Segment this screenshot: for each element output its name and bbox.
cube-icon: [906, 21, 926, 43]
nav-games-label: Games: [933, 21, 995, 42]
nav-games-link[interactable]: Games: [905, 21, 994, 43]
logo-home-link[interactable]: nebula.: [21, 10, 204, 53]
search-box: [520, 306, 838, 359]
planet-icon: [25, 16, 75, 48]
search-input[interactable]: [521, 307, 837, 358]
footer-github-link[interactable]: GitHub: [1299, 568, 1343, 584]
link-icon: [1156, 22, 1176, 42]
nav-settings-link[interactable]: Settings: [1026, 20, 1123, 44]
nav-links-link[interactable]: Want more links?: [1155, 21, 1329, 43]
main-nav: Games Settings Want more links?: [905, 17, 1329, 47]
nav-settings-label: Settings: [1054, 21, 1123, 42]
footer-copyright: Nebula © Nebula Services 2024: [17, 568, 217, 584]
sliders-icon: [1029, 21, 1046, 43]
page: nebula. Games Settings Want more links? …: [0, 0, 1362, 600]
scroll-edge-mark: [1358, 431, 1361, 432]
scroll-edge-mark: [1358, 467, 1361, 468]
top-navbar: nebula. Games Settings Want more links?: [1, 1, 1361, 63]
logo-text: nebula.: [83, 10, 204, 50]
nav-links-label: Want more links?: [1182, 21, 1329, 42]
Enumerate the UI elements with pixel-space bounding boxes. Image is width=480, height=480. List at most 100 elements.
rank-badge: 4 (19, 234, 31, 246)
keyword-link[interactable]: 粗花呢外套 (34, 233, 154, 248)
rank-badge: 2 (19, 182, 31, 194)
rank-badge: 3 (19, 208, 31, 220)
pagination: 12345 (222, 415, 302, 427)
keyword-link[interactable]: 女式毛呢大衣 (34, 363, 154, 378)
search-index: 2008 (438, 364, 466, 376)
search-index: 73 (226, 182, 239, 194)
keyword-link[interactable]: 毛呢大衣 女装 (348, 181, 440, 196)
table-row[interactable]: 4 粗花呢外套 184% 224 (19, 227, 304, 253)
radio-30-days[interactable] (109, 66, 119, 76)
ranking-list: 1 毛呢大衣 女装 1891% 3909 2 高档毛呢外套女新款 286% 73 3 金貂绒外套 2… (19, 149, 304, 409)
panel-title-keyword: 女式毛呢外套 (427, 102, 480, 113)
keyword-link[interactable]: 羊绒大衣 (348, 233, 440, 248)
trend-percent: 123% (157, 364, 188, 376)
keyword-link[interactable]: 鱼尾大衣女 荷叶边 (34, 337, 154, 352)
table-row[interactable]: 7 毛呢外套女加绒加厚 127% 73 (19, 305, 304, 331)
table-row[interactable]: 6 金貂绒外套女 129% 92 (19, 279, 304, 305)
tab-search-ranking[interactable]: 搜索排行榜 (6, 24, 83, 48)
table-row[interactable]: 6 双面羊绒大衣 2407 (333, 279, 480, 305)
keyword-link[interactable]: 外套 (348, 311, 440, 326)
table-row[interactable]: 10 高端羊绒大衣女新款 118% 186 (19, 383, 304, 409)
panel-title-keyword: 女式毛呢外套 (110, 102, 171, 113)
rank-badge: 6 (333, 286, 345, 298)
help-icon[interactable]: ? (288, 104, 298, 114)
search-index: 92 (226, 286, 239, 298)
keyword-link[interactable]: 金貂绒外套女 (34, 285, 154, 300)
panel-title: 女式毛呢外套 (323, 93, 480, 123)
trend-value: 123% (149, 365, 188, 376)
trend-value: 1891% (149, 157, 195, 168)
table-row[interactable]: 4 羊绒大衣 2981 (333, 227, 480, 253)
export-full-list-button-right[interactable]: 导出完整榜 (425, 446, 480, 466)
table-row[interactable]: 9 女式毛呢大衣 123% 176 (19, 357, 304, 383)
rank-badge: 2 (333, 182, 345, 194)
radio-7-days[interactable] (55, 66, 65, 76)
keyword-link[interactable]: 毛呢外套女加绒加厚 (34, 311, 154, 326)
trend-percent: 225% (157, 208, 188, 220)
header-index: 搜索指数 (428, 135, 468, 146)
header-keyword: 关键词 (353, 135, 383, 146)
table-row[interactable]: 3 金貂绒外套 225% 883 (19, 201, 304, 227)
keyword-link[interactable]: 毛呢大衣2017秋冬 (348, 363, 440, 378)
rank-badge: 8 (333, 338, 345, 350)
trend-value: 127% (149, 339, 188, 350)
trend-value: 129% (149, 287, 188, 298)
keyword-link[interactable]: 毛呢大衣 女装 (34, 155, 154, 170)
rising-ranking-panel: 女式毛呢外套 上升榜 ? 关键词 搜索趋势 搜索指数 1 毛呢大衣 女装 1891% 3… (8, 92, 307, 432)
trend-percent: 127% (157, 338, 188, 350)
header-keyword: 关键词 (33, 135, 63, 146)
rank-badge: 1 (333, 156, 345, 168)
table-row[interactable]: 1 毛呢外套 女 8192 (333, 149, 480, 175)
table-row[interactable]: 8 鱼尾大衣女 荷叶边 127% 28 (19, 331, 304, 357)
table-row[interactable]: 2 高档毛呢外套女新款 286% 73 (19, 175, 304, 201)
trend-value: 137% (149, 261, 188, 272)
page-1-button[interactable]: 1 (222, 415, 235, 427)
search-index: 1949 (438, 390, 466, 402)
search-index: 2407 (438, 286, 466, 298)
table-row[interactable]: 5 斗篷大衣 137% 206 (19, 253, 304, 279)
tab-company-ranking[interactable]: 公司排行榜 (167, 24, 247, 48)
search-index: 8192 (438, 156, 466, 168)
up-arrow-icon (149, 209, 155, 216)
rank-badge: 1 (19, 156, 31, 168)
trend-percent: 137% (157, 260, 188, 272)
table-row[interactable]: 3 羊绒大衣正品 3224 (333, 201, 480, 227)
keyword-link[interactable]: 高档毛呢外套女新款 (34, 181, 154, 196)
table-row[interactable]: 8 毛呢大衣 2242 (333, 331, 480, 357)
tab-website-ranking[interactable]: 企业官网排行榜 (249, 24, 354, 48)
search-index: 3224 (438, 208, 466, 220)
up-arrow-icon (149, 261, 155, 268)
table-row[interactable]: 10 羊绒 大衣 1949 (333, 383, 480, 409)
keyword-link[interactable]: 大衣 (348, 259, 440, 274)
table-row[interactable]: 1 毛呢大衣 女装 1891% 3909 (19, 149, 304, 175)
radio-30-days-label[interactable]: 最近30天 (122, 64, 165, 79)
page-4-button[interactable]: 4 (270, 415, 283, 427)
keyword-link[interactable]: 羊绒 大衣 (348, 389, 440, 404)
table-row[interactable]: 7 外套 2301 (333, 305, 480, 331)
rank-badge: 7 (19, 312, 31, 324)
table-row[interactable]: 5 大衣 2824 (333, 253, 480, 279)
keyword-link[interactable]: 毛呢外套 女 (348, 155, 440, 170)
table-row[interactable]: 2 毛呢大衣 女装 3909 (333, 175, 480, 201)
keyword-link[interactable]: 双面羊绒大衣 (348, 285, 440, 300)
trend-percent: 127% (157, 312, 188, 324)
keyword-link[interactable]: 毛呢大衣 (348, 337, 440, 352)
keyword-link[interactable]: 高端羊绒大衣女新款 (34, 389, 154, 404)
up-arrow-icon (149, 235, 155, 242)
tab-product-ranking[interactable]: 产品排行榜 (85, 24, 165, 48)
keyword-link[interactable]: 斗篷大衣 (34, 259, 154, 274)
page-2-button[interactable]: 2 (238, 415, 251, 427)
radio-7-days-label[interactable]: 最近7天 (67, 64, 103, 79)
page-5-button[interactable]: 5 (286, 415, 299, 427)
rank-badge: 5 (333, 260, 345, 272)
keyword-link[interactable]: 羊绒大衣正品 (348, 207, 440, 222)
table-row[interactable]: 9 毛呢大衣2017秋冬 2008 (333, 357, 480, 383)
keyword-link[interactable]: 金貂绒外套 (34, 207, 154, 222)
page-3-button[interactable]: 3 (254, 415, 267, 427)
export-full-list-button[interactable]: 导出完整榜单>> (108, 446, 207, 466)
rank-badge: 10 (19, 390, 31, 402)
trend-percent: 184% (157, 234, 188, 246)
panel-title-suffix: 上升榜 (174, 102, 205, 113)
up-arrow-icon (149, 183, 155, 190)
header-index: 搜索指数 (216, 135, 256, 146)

-----

Exercise requirements
Transcribe the records word for word from their first line up to and including the line that contains "search-box: [520, 306, 838, 359]".

Correct response
Segment this screenshot: for each element output its name and bbox.
cube-icon: [906, 21, 926, 43]
nav-games-label: Games: [933, 21, 995, 42]
nav-games-link[interactable]: Games: [905, 21, 994, 43]
logo-home-link[interactable]: nebula.: [21, 10, 204, 53]
search-box: [520, 306, 838, 359]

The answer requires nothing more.